→ **To do**
Locate and copy all lines bearing the word "JSON".
** START Data extract **
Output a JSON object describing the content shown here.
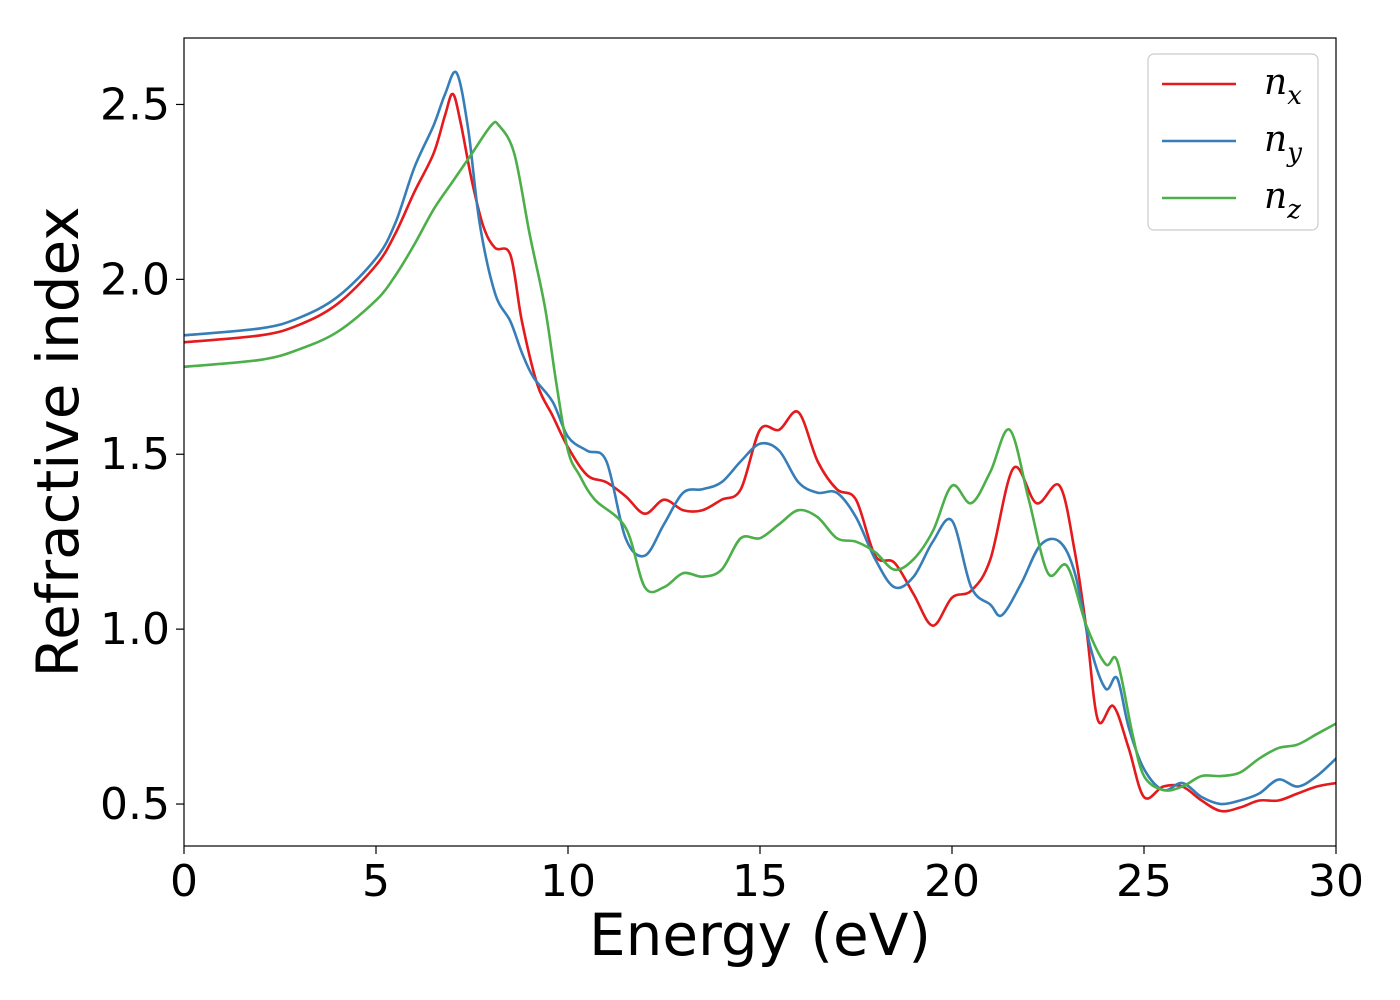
{
  "chart_data": {
    "type": "line",
    "xlabel": "Energy (eV)",
    "ylabel": "Refractive index",
    "xlim": [
      0,
      30
    ],
    "ylim": [
      0.38,
      2.69
    ],
    "xticks": [
      0,
      5,
      10,
      15,
      20,
      25,
      30
    ],
    "yticks": [
      0.5,
      1.0,
      1.5,
      2.0,
      2.5
    ],
    "xtick_labels": [
      "0",
      "5",
      "10",
      "15",
      "20",
      "25",
      "30"
    ],
    "ytick_labels": [
      "0.5",
      "1.0",
      "1.5",
      "2.0",
      "2.5"
    ],
    "grid": false,
    "legend_position": "top-right",
    "series": [
      {
        "name": "n",
        "subscript": "x",
        "color": "#e41a1c",
        "points": [
          [
            0,
            1.82
          ],
          [
            2,
            1.84
          ],
          [
            3,
            1.87
          ],
          [
            4,
            1.93
          ],
          [
            5,
            2.04
          ],
          [
            5.5,
            2.13
          ],
          [
            6,
            2.25
          ],
          [
            6.5,
            2.36
          ],
          [
            6.8,
            2.47
          ],
          [
            7.0,
            2.53
          ],
          [
            7.2,
            2.45
          ],
          [
            7.5,
            2.28
          ],
          [
            7.8,
            2.15
          ],
          [
            8.1,
            2.09
          ],
          [
            8.5,
            2.07
          ],
          [
            8.8,
            1.88
          ],
          [
            9.2,
            1.7
          ],
          [
            9.6,
            1.61
          ],
          [
            10,
            1.52
          ],
          [
            10.5,
            1.44
          ],
          [
            11,
            1.42
          ],
          [
            11.5,
            1.38
          ],
          [
            12,
            1.33
          ],
          [
            12.5,
            1.37
          ],
          [
            13,
            1.34
          ],
          [
            13.5,
            1.34
          ],
          [
            14,
            1.37
          ],
          [
            14.5,
            1.4
          ],
          [
            15,
            1.57
          ],
          [
            15.5,
            1.57
          ],
          [
            16,
            1.62
          ],
          [
            16.5,
            1.48
          ],
          [
            17,
            1.4
          ],
          [
            17.5,
            1.37
          ],
          [
            18,
            1.21
          ],
          [
            18.5,
            1.19
          ],
          [
            19,
            1.1
          ],
          [
            19.5,
            1.01
          ],
          [
            20,
            1.09
          ],
          [
            20.5,
            1.11
          ],
          [
            21,
            1.2
          ],
          [
            21.6,
            1.46
          ],
          [
            22.2,
            1.36
          ],
          [
            22.8,
            1.41
          ],
          [
            23.2,
            1.22
          ],
          [
            23.5,
            1.0
          ],
          [
            23.8,
            0.74
          ],
          [
            24.2,
            0.78
          ],
          [
            24.6,
            0.66
          ],
          [
            25,
            0.52
          ],
          [
            25.5,
            0.55
          ],
          [
            26,
            0.55
          ],
          [
            26.5,
            0.51
          ],
          [
            27,
            0.48
          ],
          [
            27.5,
            0.49
          ],
          [
            28,
            0.51
          ],
          [
            28.5,
            0.51
          ],
          [
            29,
            0.53
          ],
          [
            29.5,
            0.55
          ],
          [
            30,
            0.56
          ]
        ]
      },
      {
        "name": "n",
        "subscript": "y",
        "color": "#377eb8",
        "points": [
          [
            0,
            1.84
          ],
          [
            2,
            1.86
          ],
          [
            3,
            1.89
          ],
          [
            4,
            1.95
          ],
          [
            5,
            2.06
          ],
          [
            5.5,
            2.16
          ],
          [
            6,
            2.32
          ],
          [
            6.5,
            2.44
          ],
          [
            6.8,
            2.53
          ],
          [
            7.1,
            2.59
          ],
          [
            7.4,
            2.43
          ],
          [
            7.7,
            2.16
          ],
          [
            8.1,
            1.96
          ],
          [
            8.5,
            1.88
          ],
          [
            8.8,
            1.79
          ],
          [
            9.1,
            1.72
          ],
          [
            9.6,
            1.65
          ],
          [
            10,
            1.55
          ],
          [
            10.5,
            1.51
          ],
          [
            11,
            1.48
          ],
          [
            11.5,
            1.26
          ],
          [
            12,
            1.21
          ],
          [
            12.5,
            1.3
          ],
          [
            13,
            1.39
          ],
          [
            13.5,
            1.4
          ],
          [
            14,
            1.42
          ],
          [
            14.5,
            1.48
          ],
          [
            15,
            1.53
          ],
          [
            15.5,
            1.51
          ],
          [
            16,
            1.42
          ],
          [
            16.5,
            1.39
          ],
          [
            17,
            1.39
          ],
          [
            17.5,
            1.32
          ],
          [
            18,
            1.2
          ],
          [
            18.5,
            1.12
          ],
          [
            19,
            1.15
          ],
          [
            19.5,
            1.25
          ],
          [
            20,
            1.31
          ],
          [
            20.5,
            1.12
          ],
          [
            21,
            1.07
          ],
          [
            21.3,
            1.04
          ],
          [
            21.8,
            1.13
          ],
          [
            22.3,
            1.24
          ],
          [
            22.8,
            1.25
          ],
          [
            23.2,
            1.16
          ],
          [
            23.6,
            0.95
          ],
          [
            24,
            0.83
          ],
          [
            24.3,
            0.86
          ],
          [
            24.6,
            0.72
          ],
          [
            25,
            0.6
          ],
          [
            25.5,
            0.54
          ],
          [
            26,
            0.56
          ],
          [
            26.5,
            0.52
          ],
          [
            27,
            0.5
          ],
          [
            27.5,
            0.51
          ],
          [
            28,
            0.53
          ],
          [
            28.5,
            0.57
          ],
          [
            29,
            0.55
          ],
          [
            29.5,
            0.58
          ],
          [
            30,
            0.63
          ]
        ]
      },
      {
        "name": "n",
        "subscript": "z",
        "color": "#4daf4a",
        "points": [
          [
            0,
            1.75
          ],
          [
            2,
            1.77
          ],
          [
            3,
            1.8
          ],
          [
            4,
            1.85
          ],
          [
            5,
            1.94
          ],
          [
            5.5,
            2.01
          ],
          [
            6,
            2.1
          ],
          [
            6.5,
            2.2
          ],
          [
            7,
            2.28
          ],
          [
            7.5,
            2.36
          ],
          [
            8,
            2.44
          ],
          [
            8.2,
            2.44
          ],
          [
            8.6,
            2.36
          ],
          [
            9.0,
            2.13
          ],
          [
            9.4,
            1.92
          ],
          [
            9.7,
            1.7
          ],
          [
            10,
            1.51
          ],
          [
            10.3,
            1.44
          ],
          [
            10.7,
            1.37
          ],
          [
            11.5,
            1.29
          ],
          [
            12,
            1.12
          ],
          [
            12.5,
            1.12
          ],
          [
            13,
            1.16
          ],
          [
            13.5,
            1.15
          ],
          [
            14,
            1.17
          ],
          [
            14.5,
            1.26
          ],
          [
            15,
            1.26
          ],
          [
            15.5,
            1.3
          ],
          [
            16,
            1.34
          ],
          [
            16.5,
            1.32
          ],
          [
            17,
            1.26
          ],
          [
            17.5,
            1.25
          ],
          [
            18,
            1.22
          ],
          [
            18.5,
            1.17
          ],
          [
            19,
            1.2
          ],
          [
            19.5,
            1.28
          ],
          [
            20,
            1.41
          ],
          [
            20.5,
            1.36
          ],
          [
            21,
            1.45
          ],
          [
            21.5,
            1.57
          ],
          [
            22,
            1.37
          ],
          [
            22.5,
            1.16
          ],
          [
            23,
            1.18
          ],
          [
            23.5,
            1.01
          ],
          [
            24,
            0.9
          ],
          [
            24.3,
            0.91
          ],
          [
            24.7,
            0.7
          ],
          [
            25,
            0.58
          ],
          [
            25.5,
            0.54
          ],
          [
            26,
            0.55
          ],
          [
            26.5,
            0.58
          ],
          [
            27,
            0.58
          ],
          [
            27.5,
            0.59
          ],
          [
            28,
            0.63
          ],
          [
            28.5,
            0.66
          ],
          [
            29,
            0.67
          ],
          [
            29.5,
            0.7
          ],
          [
            30,
            0.73
          ]
        ]
      }
    ]
  }
}
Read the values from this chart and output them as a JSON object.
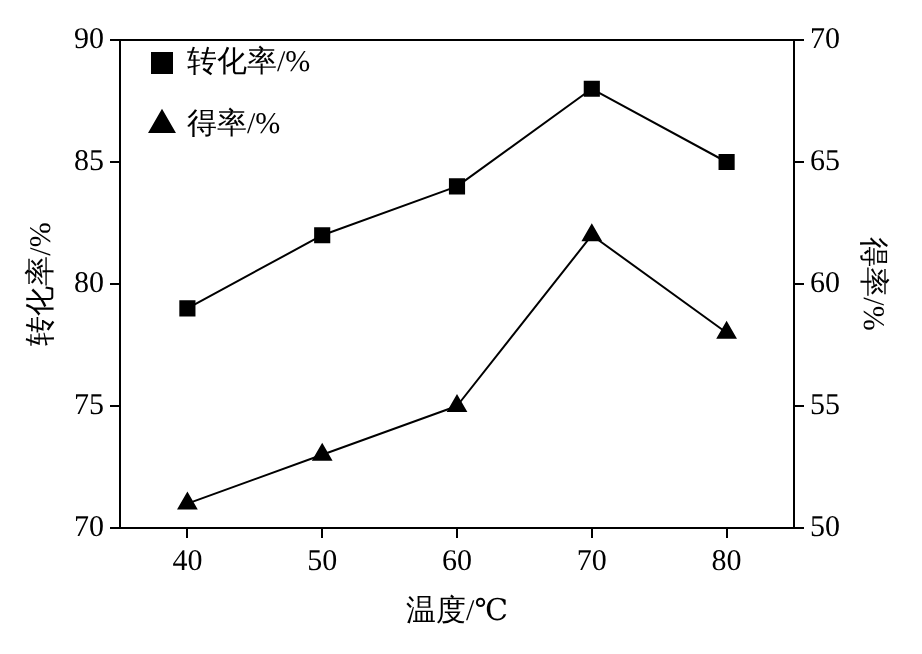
{
  "chart_data": {
    "type": "line",
    "xlabel": "温度/℃",
    "ylabel": "转化率/%",
    "y2label": "得率/%",
    "x": [
      40,
      50,
      60,
      70,
      80
    ],
    "series": [
      {
        "name": "转化率/%",
        "color": "#000000",
        "marker": "square",
        "values": [
          79,
          82,
          84,
          88,
          85
        ]
      },
      {
        "name": "得率/%",
        "color": "#000000",
        "marker": "triangle",
        "axis": "y2",
        "values": [
          51,
          53,
          55,
          62,
          58
        ]
      }
    ],
    "xlim": [
      35,
      85
    ],
    "xticks": [
      40,
      50,
      60,
      70,
      80
    ],
    "ylim": [
      70,
      90
    ],
    "yticks": [
      70,
      75,
      80,
      85,
      90
    ],
    "y2lim": [
      50,
      70
    ],
    "y2ticks": [
      50,
      55,
      60,
      65,
      70
    ],
    "grid": false,
    "legend": "top left",
    "line_style": "solid"
  }
}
** END Data extract **
→ **Task solution**
Output a JSON object describing the content shown here.
Read the values from this chart and output them as a JSON object.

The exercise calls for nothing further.